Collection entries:
- - - - -

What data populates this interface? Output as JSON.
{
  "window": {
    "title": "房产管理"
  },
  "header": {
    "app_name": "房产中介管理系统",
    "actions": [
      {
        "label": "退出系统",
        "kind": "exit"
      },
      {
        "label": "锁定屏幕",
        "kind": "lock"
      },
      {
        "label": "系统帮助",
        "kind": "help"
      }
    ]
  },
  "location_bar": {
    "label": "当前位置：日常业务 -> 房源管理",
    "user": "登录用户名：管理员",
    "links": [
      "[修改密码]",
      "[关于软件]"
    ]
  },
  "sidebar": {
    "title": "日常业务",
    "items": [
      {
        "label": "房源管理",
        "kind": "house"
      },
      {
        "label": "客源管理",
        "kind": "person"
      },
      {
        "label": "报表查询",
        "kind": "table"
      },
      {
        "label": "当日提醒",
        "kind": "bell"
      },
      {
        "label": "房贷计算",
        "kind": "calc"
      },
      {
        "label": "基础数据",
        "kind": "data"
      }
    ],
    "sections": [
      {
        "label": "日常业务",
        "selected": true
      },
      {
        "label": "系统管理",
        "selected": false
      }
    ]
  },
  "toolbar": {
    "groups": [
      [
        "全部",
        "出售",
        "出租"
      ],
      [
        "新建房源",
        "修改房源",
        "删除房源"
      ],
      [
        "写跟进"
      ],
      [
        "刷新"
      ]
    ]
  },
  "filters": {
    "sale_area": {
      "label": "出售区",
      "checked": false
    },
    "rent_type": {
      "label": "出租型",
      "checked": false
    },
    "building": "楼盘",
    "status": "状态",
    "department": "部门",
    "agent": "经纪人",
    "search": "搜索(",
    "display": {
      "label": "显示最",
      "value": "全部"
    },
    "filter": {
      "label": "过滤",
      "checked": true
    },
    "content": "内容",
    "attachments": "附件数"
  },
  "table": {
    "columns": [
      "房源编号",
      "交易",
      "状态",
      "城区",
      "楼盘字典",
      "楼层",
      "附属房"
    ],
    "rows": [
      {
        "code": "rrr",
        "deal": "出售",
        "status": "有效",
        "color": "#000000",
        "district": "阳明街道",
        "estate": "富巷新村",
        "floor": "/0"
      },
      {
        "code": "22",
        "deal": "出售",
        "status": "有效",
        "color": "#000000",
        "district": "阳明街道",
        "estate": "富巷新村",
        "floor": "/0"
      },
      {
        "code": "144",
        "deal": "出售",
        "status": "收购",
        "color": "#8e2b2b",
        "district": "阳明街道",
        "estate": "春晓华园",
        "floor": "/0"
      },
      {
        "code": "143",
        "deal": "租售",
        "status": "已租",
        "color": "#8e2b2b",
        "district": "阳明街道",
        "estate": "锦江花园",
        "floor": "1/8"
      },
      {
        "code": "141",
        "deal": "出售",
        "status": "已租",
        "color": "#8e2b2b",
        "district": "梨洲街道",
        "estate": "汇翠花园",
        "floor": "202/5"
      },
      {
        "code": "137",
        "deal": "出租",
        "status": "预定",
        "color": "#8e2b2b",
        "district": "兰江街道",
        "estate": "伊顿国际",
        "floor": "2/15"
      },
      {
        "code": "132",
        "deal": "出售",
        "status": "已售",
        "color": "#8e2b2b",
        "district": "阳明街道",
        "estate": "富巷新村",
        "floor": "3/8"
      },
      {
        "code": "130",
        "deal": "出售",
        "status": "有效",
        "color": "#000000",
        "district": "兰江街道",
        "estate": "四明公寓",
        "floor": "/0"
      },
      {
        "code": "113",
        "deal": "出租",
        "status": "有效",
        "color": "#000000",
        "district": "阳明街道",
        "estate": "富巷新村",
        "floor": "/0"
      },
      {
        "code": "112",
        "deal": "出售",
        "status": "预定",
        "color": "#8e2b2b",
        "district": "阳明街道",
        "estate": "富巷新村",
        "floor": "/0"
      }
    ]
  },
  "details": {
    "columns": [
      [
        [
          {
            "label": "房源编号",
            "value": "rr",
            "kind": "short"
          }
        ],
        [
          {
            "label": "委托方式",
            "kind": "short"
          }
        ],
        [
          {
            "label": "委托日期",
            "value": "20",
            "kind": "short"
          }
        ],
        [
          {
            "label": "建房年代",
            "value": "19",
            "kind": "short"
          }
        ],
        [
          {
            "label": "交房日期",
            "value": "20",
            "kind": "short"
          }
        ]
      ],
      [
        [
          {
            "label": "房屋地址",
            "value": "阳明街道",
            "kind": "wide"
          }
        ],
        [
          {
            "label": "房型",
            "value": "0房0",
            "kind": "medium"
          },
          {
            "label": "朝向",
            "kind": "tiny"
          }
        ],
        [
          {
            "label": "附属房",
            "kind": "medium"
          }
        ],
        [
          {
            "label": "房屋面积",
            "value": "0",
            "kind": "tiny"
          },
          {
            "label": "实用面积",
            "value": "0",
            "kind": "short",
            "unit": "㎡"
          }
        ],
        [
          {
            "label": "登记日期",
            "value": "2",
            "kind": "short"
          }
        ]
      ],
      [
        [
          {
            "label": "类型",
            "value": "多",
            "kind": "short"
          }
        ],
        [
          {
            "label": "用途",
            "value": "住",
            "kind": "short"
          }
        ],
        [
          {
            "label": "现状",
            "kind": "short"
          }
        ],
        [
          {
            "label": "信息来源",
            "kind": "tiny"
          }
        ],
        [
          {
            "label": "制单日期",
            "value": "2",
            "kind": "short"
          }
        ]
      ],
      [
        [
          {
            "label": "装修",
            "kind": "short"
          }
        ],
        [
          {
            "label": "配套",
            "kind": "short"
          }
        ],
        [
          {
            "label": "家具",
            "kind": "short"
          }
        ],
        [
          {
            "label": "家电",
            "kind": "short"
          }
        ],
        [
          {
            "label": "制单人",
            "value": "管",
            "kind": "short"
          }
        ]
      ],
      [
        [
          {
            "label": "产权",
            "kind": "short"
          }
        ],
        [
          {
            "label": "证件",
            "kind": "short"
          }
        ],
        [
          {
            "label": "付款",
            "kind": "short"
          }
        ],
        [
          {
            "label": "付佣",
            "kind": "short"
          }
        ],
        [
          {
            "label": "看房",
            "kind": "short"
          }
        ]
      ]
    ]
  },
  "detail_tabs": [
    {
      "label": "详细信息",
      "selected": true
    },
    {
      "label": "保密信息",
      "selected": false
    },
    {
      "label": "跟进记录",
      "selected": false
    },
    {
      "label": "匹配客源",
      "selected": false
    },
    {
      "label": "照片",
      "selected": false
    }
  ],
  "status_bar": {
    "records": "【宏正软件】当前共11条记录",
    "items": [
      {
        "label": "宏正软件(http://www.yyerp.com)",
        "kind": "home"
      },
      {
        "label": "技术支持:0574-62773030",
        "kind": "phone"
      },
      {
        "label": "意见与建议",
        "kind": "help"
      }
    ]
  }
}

- - - - -

Reproduce the data, keeping every line exactly the same.

## Reply
What data populates this interface? Output as JSON.
{
  "window": {
    "title": "房产管理"
  },
  "header": {
    "app_name": "房产中介管理系统",
    "actions": [
      {
        "label": "退出系统",
        "kind": "exit"
      },
      {
        "label": "锁定屏幕",
        "kind": "lock"
      },
      {
        "label": "系统帮助",
        "kind": "help"
      }
    ]
  },
  "location_bar": {
    "label": "当前位置：日常业务 -> 房源管理",
    "user": "登录用户名：管理员",
    "links": [
      "[修改密码]",
      "[关于软件]"
    ]
  },
  "sidebar": {
    "title": "日常业务",
    "items": [
      {
        "label": "房源管理",
        "kind": "house"
      },
      {
        "label": "客源管理",
        "kind": "person"
      },
      {
        "label": "报表查询",
        "kind": "table"
      },
      {
        "label": "当日提醒",
        "kind": "bell"
      },
      {
        "label": "房贷计算",
        "kind": "calc"
      },
      {
        "label": "基础数据",
        "kind": "data"
      }
    ],
    "sections": [
      {
        "label": "日常业务",
        "selected": true
      },
      {
        "label": "系统管理",
        "selected": false
      }
    ]
  },
  "toolbar": {
    "groups": [
      [
        "全部",
        "出售",
        "出租"
      ],
      [
        "新建房源",
        "修改房源",
        "删除房源"
      ],
      [
        "写跟进"
      ],
      [
        "刷新"
      ]
    ]
  },
  "filters": {
    "sale_area": {
      "label": "出售区",
      "checked": false
    },
    "rent_type": {
      "label": "出租型",
      "checked": false
    },
    "building": "楼盘",
    "status": "状态",
    "department": "部门",
    "agent": "经纪人",
    "search": "搜索(",
    "display": {
      "label": "显示最",
      "value": "全部"
    },
    "filter": {
      "label": "过滤",
      "checked": true
    },
    "content": "内容",
    "attachments": "附件数"
  },
  "table": {
    "columns": [
      "房源编号",
      "交易",
      "状态",
      "城区",
      "楼盘字典",
      "楼层",
      "附属房"
    ],
    "rows": [
      {
        "code": "rrr",
        "deal": "出售",
        "status": "有效",
        "color": "#000000",
        "district": "阳明街道",
        "estate": "富巷新村",
        "floor": "/0"
      },
      {
        "code": "22",
        "deal": "出售",
        "status": "有效",
        "color": "#000000",
        "district": "阳明街道",
        "estate": "富巷新村",
        "floor": "/0"
      },
      {
        "code": "144",
        "deal": "出售",
        "status": "收购",
        "color": "#8e2b2b",
        "district": "阳明街道",
        "estate": "春晓华园",
        "floor": "/0"
      },
      {
        "code": "143",
        "deal": "租售",
        "status": "已租",
        "color": "#8e2b2b",
        "district": "阳明街道",
        "estate": "锦江花园",
        "floor": "1/8"
      },
      {
        "code": "141",
        "deal": "出售",
        "status": "已租",
        "color": "#8e2b2b",
        "district": "梨洲街道",
        "estate": "汇翠花园",
        "floor": "202/5"
      },
      {
        "code": "137",
        "deal": "出租",
        "status": "预定",
        "color": "#8e2b2b",
        "district": "兰江街道",
        "estate": "伊顿国际",
        "floor": "2/15"
      },
      {
        "code": "132",
        "deal": "出售",
        "status": "已售",
        "color": "#8e2b2b",
        "district": "阳明街道",
        "estate": "富巷新村",
        "floor": "3/8"
      },
      {
        "code": "130",
        "deal": "出售",
        "status": "有效",
        "color": "#000000",
        "district": "兰江街道",
        "estate": "四明公寓",
        "floor": "/0"
      },
      {
        "code": "113",
        "deal": "出租",
        "status": "有效",
        "color": "#000000",
        "district": "阳明街道",
        "estate": "富巷新村",
        "floor": "/0"
      },
      {
        "code": "112",
        "deal": "出售",
        "status": "预定",
        "color": "#8e2b2b",
        "district": "阳明街道",
        "estate": "富巷新村",
        "floor": "/0"
      }
    ]
  },
  "details": {
    "columns": [
      [
        [
          {
            "label": "房源编号",
            "value": "rr",
            "kind": "short"
          }
        ],
        [
          {
            "label": "委托方式",
            "kind": "short"
          }
        ],
        [
          {
            "label": "委托日期",
            "value": "20",
            "kind": "short"
          }
        ],
        [
          {
            "label": "建房年代",
            "value": "19",
            "kind": "short"
          }
        ],
        [
          {
            "label": "交房日期",
            "value": "20",
            "kind": "short"
          }
        ]
      ],
      [
        [
          {
            "label": "房屋地址",
            "value": "阳明街道",
            "kind": "wide"
          }
        ],
        [
          {
            "label": "房型",
            "value": "0房0",
            "kind": "medium"
          },
          {
            "label": "朝向",
            "kind": "tiny"
          }
        ],
        [
          {
            "label": "附属房",
            "kind": "medium"
          }
        ],
        [
          {
            "label": "房屋面积",
            "value": "0",
            "kind": "tiny"
          },
          {
            "label": "实用面积",
            "value": "0",
            "kind": "short",
            "unit": "㎡"
          }
        ],
        [
          {
            "label": "登记日期",
            "value": "2",
            "kind": "short"
          }
        ]
      ],
      [
        [
          {
            "label": "类型",
            "value": "多",
            "kind": "short"
          }
        ],
        [
          {
            "label": "用途",
            "value": "住",
            "kind": "short"
          }
        ],
        [
          {
            "label": "现状",
            "kind": "short"
          }
        ],
        [
          {
            "label": "信息来源",
            "kind": "tiny"
          }
        ],
        [
          {
            "label": "制单日期",
            "value": "2",
            "kind": "short"
          }
        ]
      ],
      [
        [
          {
            "label": "装修",
            "kind": "short"
          }
        ],
        [
          {
            "label": "配套",
            "kind": "short"
          }
        ],
        [
          {
            "label": "家具",
            "kind": "short"
          }
        ],
        [
          {
            "label": "家电",
            "kind": "short"
          }
        ],
        [
          {
            "label": "制单人",
            "value": "管",
            "kind": "short"
          }
        ]
      ],
      [
        [
          {
            "label": "产权",
            "kind": "short"
          }
        ],
        [
          {
            "label": "证件",
            "kind": "short"
          }
        ],
        [
          {
            "label": "付款",
            "kind": "short"
          }
        ],
        [
          {
            "label": "付佣",
            "kind": "short"
          }
        ],
        [
          {
            "label": "看房",
            "kind": "short"
          }
        ]
      ]
    ]
  },
  "detail_tabs": [
    {
      "label": "详细信息",
      "selected": true
    },
    {
      "label": "保密信息",
      "selected": false
    },
    {
      "label": "跟进记录",
      "selected": false
    },
    {
      "label": "匹配客源",
      "selected": false
    },
    {
      "label": "照片",
      "selected": false
    }
  ],
  "status_bar": {
    "records": "【宏正软件】当前共11条记录",
    "items": [
      {
        "label": "宏正软件(http://www.yyerp.com)",
        "kind": "home"
      },
      {
        "label": "技术支持:0574-62773030",
        "kind": "phone"
      },
      {
        "label": "意见与建议",
        "kind": "help"
      }
    ]
  }
}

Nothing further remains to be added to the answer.